Seçilen Metin:

▶

PİRİ REİS BELGESELİ UĞRUNA 10 ÜLKEDE 10 YIL

GÜLŞAH ÇELİKER

Geçtiğimiz yıl sıcak bir yaz sabahında tanıdım onu. İstanbul Boğazı’nın en güzel köşelerinden biri olan Baltalimanı Portex tesislerinin deniz kenarındaki terasında gerçekleşen bir ödül töreninin tanıtm kahvaltısıydı. On kişilik aynı masada karşımda oldukça hoş ve çekici bir kadın oturuyordu, yanındaki arkadaşları ile heyecanlı bir şekilde konuşuyor ve çantasından çıkarttığı belgeler üzerine sohbet ediyorlardı. İster istemez ilgimi çekmişti, bir ara tanışma fırsatımız oldu. Elindeki Sabiha Gökçen belgeseli DVD'si ve Piri Reis ile ilgili kitap ( Haritacı ve Kaşif ) vb ne olduğunu sordum . Bana da heyecanla anlatmaya başladı, benimde ilgimi çekti, ilk fırsatta bir röportaj yapma kararı aldık. 27 Ocak Perşembe günü Beyoğlu Pera Palas Hotelinin o büyüleyen atmosferi altında kahvelerimizi yudumlarken sohbetimize başladık. Sanki yıllardır görmediğim kızkardeşimle uzun zaman sonra bir araya gelmişiz ve birbirimize son 10 yılda başımızdan geçenleri anlatıyor gibiydik. Konuştuğumuz herşeyi burada yazmaya kalksam gazetenin tüm sayfaları yetmez ama ben size Piri Reis ile ilgili olan kısımlardan bir bölümü buraya aktarıyorum… Keyifli Okumalar Dilerim…

Sevgili Gülşah Çeliker; Sen bir araştırmacı yazar, yapımcı ve yönetmen olarak bu belgesel işine nasıl bulaştın. Seni Sabiha Gökçen ve Piri Reis belgeseli yapmaya iten nedenler neydi acaba?

Yaşar Abim ben İzmirliyim ve lisansüstü eğitimimi yapımcılık üzerine İngiltere'de yaptım.
Henüz okurken kafamda hangi belgeselleri çekeceğimin listesini daha o zamanlar yapmıştım. Sanırım vatanından uzakta kalınca milli duygularınız daha fazla depreşiyor. En azından bende öyle oldu ve oturdum araştırdım, ülkemdeki kahramanlar kimler. Sabiha Gökçen benim idolümdü. Bir çok ülkede kadınların araba kullanmaları bile yasakken o dünyanın ilk kadın savaş pilotu olmuştu ve bana göre hak ettiği düzeyde tanıtımı yapılmamıştı. Ben de gece gündüz demedim ilk olarak Sabiha Gökçen belgeselini tamamladım, iyiki de o belgeseli yapmışım. Sabiha Gökçen ile daha hayattayken gerçekşeştirmiş olduğum bu belgesel onun adına yapılmış olan en kapsamlı,, uluslarası ve kendi sesinden kısa röportajların bulunduğu bir eser oldu. Sanırım bu eser Sabiha Gökçen adına yapılmış en büyük başvuru kaynağı olarak dijital dünyada ve kütüphanelerde yerini almış bulunuyor.

◀

Sorular ve Görevler:
a. Aşağıdaki üç cümle Piri Reis belgeseli söyleşisine uyuyor mu? Her biri için evet ya da hayır deyin ve karar veren sözleri söyleşiden aynen alıntılayın.
(i) Gülşah Çeliker lisansüstü eğitimini İngiltere'de yapmış.
(ii) Söyleşi Baltalimanı'ndaki terasta yapılmış.
(iii) Çeliker ilk olarak Piri Reis belgeselini bitirmiş.
b. Piri Reis belgeseli söyleşisinde "Sevgili Gülşah Çeliker;" ile "üzerine İngiltere'de yaptım." arasındaki kısmı, ikisi de dahil olmak üzere yeniden yazın. Bunu yaparken "yapımcılık" yerine "yönetmenlik" koyun.
c. Piri Reis belgeseli söyleşisini kaldığı yerden devam ettirin.
Listedekilere bakmanıza gerek yok.

Veriler:
▶

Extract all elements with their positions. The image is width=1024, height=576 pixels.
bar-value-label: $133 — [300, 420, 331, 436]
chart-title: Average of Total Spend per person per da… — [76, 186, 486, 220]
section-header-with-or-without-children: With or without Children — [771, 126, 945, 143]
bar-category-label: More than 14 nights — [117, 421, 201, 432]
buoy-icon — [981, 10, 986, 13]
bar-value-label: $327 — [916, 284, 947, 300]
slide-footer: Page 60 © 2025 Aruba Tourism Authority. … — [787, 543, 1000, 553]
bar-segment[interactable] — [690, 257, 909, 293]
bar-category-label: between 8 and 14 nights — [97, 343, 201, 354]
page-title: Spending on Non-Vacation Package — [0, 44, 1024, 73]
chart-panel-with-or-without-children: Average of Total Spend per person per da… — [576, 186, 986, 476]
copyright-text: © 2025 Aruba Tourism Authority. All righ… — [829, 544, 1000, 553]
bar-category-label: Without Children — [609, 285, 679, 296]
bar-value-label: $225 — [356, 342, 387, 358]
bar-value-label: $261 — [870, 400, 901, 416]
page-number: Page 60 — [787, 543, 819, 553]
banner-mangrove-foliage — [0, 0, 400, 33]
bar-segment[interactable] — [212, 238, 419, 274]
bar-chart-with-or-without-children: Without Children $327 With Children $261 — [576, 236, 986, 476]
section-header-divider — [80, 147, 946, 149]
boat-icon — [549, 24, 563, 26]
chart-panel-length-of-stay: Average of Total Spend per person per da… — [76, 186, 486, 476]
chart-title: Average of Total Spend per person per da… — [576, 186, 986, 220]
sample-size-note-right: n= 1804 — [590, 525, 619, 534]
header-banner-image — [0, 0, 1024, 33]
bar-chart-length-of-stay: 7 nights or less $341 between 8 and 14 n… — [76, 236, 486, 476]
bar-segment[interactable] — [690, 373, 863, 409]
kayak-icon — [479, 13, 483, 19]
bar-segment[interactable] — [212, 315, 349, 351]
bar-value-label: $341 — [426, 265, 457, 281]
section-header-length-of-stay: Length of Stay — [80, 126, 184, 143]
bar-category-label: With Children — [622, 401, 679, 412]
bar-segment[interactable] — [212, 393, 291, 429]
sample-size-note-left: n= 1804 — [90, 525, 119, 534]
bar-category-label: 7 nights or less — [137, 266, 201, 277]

◀

Cevap Anahtarı:
a.
(i) Evet: "lisansüstü eğitimimi yapımcılık üzerine İngiltere'de yaptım"
(ii) Hayır: "27 Ocak Perşembe günü Beyoğlu Pera Palas Hotelinin o büyüleyen atmosferi altında kahvelerimizi yudumlarken sohbetimize başladık"
(iii) Hayır: "ilk olarak Sabiha Gökçen belgeselini tamamladım"

b.
Sevgili Gülşah Çeliker; Sen bir araştırmacı yazar, yapımcı ve yönetmen olarak bu belgesel işine nasıl bulaştın. Seni Sabiha Gökçen ve Piri Reis belgeseli yapmaya iten nedenler neydi acaba?

Yaşar Abim ben İzmirliyim ve lisansüstü eğitimimi yönetmenlik üzerine İngiltere'de yaptım.

c.
Şimdi de sırada hayalimdeki bir başka önemli kahraman Piri Reis belgeselini yapmak ve gelecek kuşaklara bırakmak var.

Prof. María Pia Pedani ile Venedik’de

Bir çok Piri Reis belgeseli yapıldı sizin nasıl bir farkınız olacak.


Evet doğru onlar harita üzerine yapılmış belgeseller. Benim yapmak istediğim ise drama belgesel olacak. Ayrıca bilimsel karşılığı olan, tarihsel bir dönemi yansıtan global belgesel olacak. Malum o dönem, çok özel bir dönem. Keşifler çağı ve denizde güçlenmenin, fethetmenin gerekli olduğu, yeni kıta ve hammadde kaynaklarının keşfedilip ülkelerin zenginleşmesine aracı olduğu bir dönem. Hatta bu ülkeler arasında bir yarışa dönüyor. Haritalar gizli satılıyor. Ülkeler birbirleri ile istihbarat yarışına giriyor. Piri Reis onların öncülerinden biri. Marko Polo ve Kristof Kolomb ile meslektaş olan bir isim. Tabiki ben bu projenin birinci ayağı olan araştırma kısmı için yıllarca bir çok ülkede incelemeler yaparak geçirdim. Amerika, Hollanda ve İtalya gibi. Artık bu filmi tamamlama zamanı gelmiştir. Bir an önce gerekli destekleri bulup belgeselin drama bölümlerini de çekerek tamamlamak arzusundayım.

Signora Del Vento, sempozyum sonrasında Napoli Gaeta Limanında

Bu yaptığınız incelemeler Piri Reis belgeseline nasıl yansıyacak.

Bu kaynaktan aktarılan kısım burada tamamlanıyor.